(Records for the task)
******

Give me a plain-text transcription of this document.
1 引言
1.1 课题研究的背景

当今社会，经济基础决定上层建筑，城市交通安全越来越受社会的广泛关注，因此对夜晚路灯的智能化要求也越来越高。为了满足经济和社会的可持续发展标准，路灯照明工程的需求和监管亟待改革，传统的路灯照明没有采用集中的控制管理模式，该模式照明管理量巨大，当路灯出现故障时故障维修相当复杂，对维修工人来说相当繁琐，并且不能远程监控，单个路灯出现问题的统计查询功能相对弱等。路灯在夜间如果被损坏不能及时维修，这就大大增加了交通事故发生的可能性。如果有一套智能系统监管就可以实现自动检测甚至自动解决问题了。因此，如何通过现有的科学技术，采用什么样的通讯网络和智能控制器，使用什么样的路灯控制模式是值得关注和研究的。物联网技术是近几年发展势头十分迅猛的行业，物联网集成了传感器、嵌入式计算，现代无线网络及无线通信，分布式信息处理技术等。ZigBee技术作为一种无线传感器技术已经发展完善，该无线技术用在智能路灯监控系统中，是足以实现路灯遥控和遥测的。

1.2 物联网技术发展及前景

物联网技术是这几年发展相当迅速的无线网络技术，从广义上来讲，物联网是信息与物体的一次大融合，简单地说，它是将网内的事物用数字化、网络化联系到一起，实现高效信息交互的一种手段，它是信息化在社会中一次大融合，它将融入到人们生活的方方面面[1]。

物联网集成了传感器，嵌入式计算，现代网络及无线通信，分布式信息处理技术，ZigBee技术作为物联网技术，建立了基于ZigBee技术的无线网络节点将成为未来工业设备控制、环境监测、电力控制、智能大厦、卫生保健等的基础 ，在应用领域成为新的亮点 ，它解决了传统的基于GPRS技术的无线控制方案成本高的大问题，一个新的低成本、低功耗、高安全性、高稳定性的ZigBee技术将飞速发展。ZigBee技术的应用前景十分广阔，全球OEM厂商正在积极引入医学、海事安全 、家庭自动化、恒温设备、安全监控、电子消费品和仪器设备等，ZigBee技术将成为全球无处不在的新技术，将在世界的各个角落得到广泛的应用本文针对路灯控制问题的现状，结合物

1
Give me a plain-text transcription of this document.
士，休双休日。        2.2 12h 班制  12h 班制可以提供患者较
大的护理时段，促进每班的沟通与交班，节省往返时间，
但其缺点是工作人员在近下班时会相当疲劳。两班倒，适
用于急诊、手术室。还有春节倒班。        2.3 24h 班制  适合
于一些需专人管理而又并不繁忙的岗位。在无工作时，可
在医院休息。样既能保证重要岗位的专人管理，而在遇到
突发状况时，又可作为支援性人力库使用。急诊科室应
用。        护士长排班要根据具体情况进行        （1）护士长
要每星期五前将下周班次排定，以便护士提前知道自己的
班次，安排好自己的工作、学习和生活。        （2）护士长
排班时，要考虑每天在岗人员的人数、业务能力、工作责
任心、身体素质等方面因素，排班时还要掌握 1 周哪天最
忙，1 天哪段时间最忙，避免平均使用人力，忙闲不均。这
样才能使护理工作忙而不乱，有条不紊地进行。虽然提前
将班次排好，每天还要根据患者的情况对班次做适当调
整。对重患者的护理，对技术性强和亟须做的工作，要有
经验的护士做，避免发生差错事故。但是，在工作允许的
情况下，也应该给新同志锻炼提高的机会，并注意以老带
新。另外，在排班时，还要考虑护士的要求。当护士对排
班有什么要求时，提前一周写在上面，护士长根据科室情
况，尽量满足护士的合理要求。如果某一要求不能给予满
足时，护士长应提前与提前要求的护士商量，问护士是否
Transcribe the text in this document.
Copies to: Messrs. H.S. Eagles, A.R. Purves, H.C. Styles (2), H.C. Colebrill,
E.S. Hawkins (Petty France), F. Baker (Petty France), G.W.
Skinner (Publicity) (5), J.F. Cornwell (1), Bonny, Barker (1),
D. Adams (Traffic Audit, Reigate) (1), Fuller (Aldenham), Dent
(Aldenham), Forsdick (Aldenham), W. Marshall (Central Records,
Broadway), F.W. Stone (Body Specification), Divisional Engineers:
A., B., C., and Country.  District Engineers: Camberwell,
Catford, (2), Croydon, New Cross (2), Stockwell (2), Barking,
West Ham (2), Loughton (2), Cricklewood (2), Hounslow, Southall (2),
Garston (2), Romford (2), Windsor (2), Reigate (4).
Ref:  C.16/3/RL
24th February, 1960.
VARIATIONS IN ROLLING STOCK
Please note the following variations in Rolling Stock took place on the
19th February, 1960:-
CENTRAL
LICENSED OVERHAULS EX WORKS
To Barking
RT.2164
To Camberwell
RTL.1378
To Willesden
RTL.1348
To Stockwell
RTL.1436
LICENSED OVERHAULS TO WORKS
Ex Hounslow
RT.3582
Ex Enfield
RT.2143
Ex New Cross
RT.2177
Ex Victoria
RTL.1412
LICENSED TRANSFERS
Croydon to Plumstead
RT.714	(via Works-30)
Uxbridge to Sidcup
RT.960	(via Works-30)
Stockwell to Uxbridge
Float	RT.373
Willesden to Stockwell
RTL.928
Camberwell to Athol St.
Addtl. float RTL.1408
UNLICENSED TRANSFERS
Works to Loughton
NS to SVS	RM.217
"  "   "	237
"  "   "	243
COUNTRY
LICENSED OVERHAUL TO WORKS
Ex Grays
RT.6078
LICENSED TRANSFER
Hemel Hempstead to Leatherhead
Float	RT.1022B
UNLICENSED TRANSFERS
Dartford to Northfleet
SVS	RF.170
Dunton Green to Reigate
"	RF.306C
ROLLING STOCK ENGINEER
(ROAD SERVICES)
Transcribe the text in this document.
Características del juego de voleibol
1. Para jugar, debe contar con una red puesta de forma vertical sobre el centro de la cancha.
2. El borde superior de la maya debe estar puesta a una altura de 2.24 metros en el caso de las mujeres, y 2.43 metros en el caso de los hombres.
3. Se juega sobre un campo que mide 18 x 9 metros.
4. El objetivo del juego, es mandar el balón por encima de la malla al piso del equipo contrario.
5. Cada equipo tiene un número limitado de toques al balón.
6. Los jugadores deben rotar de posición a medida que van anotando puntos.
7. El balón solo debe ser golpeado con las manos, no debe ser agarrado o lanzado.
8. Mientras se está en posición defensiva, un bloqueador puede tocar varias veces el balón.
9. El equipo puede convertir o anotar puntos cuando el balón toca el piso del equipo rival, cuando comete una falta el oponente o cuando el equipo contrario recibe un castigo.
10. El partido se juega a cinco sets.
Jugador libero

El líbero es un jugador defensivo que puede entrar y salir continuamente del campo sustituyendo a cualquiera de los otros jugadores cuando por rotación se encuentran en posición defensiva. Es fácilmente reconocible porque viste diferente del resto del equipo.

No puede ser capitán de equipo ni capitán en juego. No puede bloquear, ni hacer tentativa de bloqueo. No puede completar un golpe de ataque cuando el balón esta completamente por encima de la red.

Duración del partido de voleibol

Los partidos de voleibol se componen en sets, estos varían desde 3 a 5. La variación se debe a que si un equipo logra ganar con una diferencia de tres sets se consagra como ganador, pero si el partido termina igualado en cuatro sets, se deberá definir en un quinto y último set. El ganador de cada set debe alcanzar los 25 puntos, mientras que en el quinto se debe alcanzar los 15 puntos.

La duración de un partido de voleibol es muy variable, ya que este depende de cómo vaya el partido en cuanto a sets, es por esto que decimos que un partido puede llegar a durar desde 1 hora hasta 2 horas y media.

******

(Exercise goal) Faithfully reproduce all of the records, character for character.

(Answer in full)
Give me a plain-text transcription of this document.
1 引言
1.1 课题研究的背景

当今社会，经济基础决定上层建筑，城市交通安全越来越受社会的广泛关注，因此对夜晚路灯的智能化要求也越来越高。为了满足经济和社会的可持续发展标准，路灯照明工程的需求和监管亟待改革，传统的路灯照明没有采用集中的控制管理模式，该模式照明管理量巨大，当路灯出现故障时故障维修相当复杂，对维修工人来说相当繁琐，并且不能远程监控，单个路灯出现问题的统计查询功能相对弱等。路灯在夜间如果被损坏不能及时维修，这就大大增加了交通事故发生的可能性。如果有一套智能系统监管就可以实现自动检测甚至自动解决问题了。因此，如何通过现有的科学技术，采用什么样的通讯网络和智能控制器，使用什么样的路灯控制模式是值得关注和研究的。物联网技术是近几年发展势头十分迅猛的行业，物联网集成了传感器、嵌入式计算，现代无线网络及无线通信，分布式信息处理技术等。ZigBee技术作为一种无线传感器技术已经发展完善，该无线技术用在智能路灯监控系统中，是足以实现路灯遥控和遥测的。

1.2 物联网技术发展及前景

物联网技术是这几年发展相当迅速的无线网络技术，从广义上来讲，物联网是信息与物体的一次大融合，简单地说，它是将网内的事物用数字化、网络化联系到一起，实现高效信息交互的一种手段，它是信息化在社会中一次大融合，它将融入到人们生活的方方面面[1]。

物联网集成了传感器，嵌入式计算，现代网络及无线通信，分布式信息处理技术，ZigBee技术作为物联网技术，建立了基于ZigBee技术的无线网络节点将成为未来工业设备控制、环境监测、电力控制、智能大厦、卫生保健等的基础 ，在应用领域成为新的亮点 ，它解决了传统的基于GPRS技术的无线控制方案成本高的大问题，一个新的低成本、低功耗、高安全性、高稳定性的ZigBee技术将飞速发展。ZigBee技术的应用前景十分广阔，全球OEM厂商正在积极引入医学、海事安全 、家庭自动化、恒温设备、安全监控、电子消费品和仪器设备等，ZigBee技术将成为全球无处不在的新技术，将在世界的各个角落得到广泛的应用本文针对路灯控制问题的现状，结合物

1
Give me a plain-text transcription of this document.
士，休双休日。        2.2 12h 班制  12h 班制可以提供患者较
大的护理时段，促进每班的沟通与交班，节省往返时间，
但其缺点是工作人员在近下班时会相当疲劳。两班倒，适
用于急诊、手术室。还有春节倒班。        2.3 24h 班制  适合
于一些需专人管理而又并不繁忙的岗位。在无工作时，可
在医院休息。样既能保证重要岗位的专人管理，而在遇到
突发状况时，又可作为支援性人力库使用。急诊科室应
用。        护士长排班要根据具体情况进行        （1）护士长
要每星期五前将下周班次排定，以便护士提前知道自己的
班次，安排好自己的工作、学习和生活。        （2）护士长
排班时，要考虑每天在岗人员的人数、业务能力、工作责
任心、身体素质等方面因素，排班时还要掌握 1 周哪天最
忙，1 天哪段时间最忙，避免平均使用人力，忙闲不均。这
样才能使护理工作忙而不乱，有条不紊地进行。虽然提前
将班次排好，每天还要根据患者的情况对班次做适当调
整。对重患者的护理，对技术性强和亟须做的工作，要有
经验的护士做，避免发生差错事故。但是，在工作允许的
情况下，也应该给新同志锻炼提高的机会，并注意以老带
新。另外，在排班时，还要考虑护士的要求。当护士对排
班有什么要求时，提前一周写在上面，护士长根据科室情
况，尽量满足护士的合理要求。如果某一要求不能给予满
足时，护士长应提前与提前要求的护士商量，问护士是否
Transcribe the text in this document.
Copies to: Messrs. H.S. Eagles, A.R. Purves, H.C. Styles (2), H.C. Colebrill,
E.S. Hawkins (Petty France), F. Baker (Petty France), G.W.
Skinner (Publicity) (5), J.F. Cornwell (1), Bonny, Barker (1),
D. Adams (Traffic Audit, Reigate) (1), Fuller (Aldenham), Dent
(Aldenham), Forsdick (Aldenham), W. Marshall (Central Records,
Broadway), F.W. Stone (Body Specification), Divisional Engineers:
A., B., C., and Country.  District Engineers: Camberwell,
Catford, (2), Croydon, New Cross (2), Stockwell (2), Barking,
West Ham (2), Loughton (2), Cricklewood (2), Hounslow, Southall (2),
Garston (2), Romford (2), Windsor (2), Reigate (4).
Ref:  C.16/3/RL
24th February, 1960.
VARIATIONS IN ROLLING STOCK
Please note the following variations in Rolling Stock took place on the
19th February, 1960:-
CENTRAL
LICENSED OVERHAULS EX WORKS
To Barking
RT.2164
To Camberwell
RTL.1378
To Willesden
RTL.1348
To Stockwell
RTL.1436
LICENSED OVERHAULS TO WORKS
Ex Hounslow
RT.3582
Ex Enfield
RT.2143
Ex New Cross
RT.2177
Ex Victoria
RTL.1412
LICENSED TRANSFERS
Croydon to Plumstead
RT.714	(via Works-30)
Uxbridge to Sidcup
RT.960	(via Works-30)
Stockwell to Uxbridge
Float	RT.373
Willesden to Stockwell
RTL.928
Camberwell to Athol St.
Addtl. float RTL.1408
UNLICENSED TRANSFERS
Works to Loughton
NS to SVS	RM.217
"  "   "	237
"  "   "	243
COUNTRY
LICENSED OVERHAUL TO WORKS
Ex Grays
RT.6078
LICENSED TRANSFER
Hemel Hempstead to Leatherhead
Float	RT.1022B
UNLICENSED TRANSFERS
Dartford to Northfleet
SVS	RF.170
Dunton Green to Reigate
"	RF.306C
ROLLING STOCK ENGINEER
(ROAD SERVICES)
Transcribe the text in this document.
Características del juego de voleibol
1. Para jugar, debe contar con una red puesta de forma vertical sobre el centro de la cancha.
2. El borde superior de la maya debe estar puesta a una altura de 2.24 metros en el caso de las mujeres, y 2.43 metros en el caso de los hombres.
3. Se juega sobre un campo que mide 18 x 9 metros.
4. El objetivo del juego, es mandar el balón por encima de la malla al piso del equipo contrario.
5. Cada equipo tiene un número limitado de toques al balón.
6. Los jugadores deben rotar de posición a medida que van anotando puntos.
7. El balón solo debe ser golpeado con las manos, no debe ser agarrado o lanzado.
8. Mientras se está en posición defensiva, un bloqueador puede tocar varias veces el balón.
9. El equipo puede convertir o anotar puntos cuando el balón toca el piso del equipo rival, cuando comete una falta el oponente o cuando el equipo contrario recibe un castigo.
10. El partido se juega a cinco sets.
Jugador libero

El líbero es un jugador defensivo que puede entrar y salir continuamente del campo sustituyendo a cualquiera de los otros jugadores cuando por rotación se encuentran en posición defensiva. Es fácilmente reconocible porque viste diferente del resto del equipo.

No puede ser capitán de equipo ni capitán en juego. No puede bloquear, ni hacer tentativa de bloqueo. No puede completar un golpe de ataque cuando el balón esta completamente por encima de la red.

Duración del partido de voleibol

Los partidos de voleibol se componen en sets, estos varían desde 3 a 5. La variación se debe a que si un equipo logra ganar con una diferencia de tres sets se consagra como ganador, pero si el partido termina igualado en cuatro sets, se deberá definir en un quinto y último set. El ganador de cada set debe alcanzar los 25 puntos, mientras que en el quinto se debe alcanzar los 15 puntos.

La duración de un partido de voleibol es muy variable, ya que este depende de cómo vaya el partido en cuanto a sets, es por esto que decimos que un partido puede llegar a durar desde 1 hora hasta 2 horas y media.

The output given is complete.